Dataset items
== == ==

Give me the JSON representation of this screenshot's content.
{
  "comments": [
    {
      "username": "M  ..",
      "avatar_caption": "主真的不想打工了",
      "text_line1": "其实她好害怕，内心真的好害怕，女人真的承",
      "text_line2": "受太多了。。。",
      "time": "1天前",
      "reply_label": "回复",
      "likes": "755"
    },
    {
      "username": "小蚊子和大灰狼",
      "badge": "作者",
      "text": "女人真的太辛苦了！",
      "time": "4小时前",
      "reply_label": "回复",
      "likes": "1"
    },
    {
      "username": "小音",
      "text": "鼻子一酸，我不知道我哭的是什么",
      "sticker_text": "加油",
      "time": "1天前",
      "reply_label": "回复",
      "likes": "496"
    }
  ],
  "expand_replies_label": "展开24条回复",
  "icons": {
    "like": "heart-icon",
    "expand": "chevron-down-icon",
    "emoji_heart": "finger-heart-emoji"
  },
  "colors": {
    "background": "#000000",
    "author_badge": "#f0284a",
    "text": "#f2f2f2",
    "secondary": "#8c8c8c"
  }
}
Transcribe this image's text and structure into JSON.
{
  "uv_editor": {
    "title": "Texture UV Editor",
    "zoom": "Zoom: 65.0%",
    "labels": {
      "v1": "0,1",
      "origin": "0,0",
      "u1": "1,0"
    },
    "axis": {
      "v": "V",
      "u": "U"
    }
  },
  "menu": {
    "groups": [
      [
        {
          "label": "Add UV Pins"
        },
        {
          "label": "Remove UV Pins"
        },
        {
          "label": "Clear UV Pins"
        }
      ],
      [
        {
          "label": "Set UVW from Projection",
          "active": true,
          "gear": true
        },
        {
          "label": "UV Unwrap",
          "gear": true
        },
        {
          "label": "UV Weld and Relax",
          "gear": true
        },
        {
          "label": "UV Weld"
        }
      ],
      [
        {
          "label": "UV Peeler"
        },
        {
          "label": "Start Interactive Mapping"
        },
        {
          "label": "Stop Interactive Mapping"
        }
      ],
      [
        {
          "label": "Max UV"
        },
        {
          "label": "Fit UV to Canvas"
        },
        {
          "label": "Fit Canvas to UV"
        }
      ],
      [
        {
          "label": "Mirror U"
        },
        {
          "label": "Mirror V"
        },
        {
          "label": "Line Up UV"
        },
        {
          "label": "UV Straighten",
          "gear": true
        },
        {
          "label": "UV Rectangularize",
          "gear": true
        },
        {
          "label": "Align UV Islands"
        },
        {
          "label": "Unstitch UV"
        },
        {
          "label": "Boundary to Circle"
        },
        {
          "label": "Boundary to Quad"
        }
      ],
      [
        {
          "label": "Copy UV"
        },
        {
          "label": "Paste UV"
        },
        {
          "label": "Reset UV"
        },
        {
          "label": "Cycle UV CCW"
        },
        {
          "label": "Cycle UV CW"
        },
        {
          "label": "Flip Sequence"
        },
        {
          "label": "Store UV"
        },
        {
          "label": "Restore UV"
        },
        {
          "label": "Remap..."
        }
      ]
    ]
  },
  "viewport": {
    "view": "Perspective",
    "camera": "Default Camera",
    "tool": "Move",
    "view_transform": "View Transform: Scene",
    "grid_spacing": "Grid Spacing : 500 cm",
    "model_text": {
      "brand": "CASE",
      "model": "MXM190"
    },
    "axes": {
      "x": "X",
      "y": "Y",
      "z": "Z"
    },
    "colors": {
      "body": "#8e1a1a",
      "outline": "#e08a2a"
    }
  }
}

== == ==

▶ [Exercise objective]:
Show, from the material above, each line that includes the string "Interactive".

▶ [Exercise solution]:
          "label": "Start Interactive Mapping"
          "label": "Stop Interactive Mapping"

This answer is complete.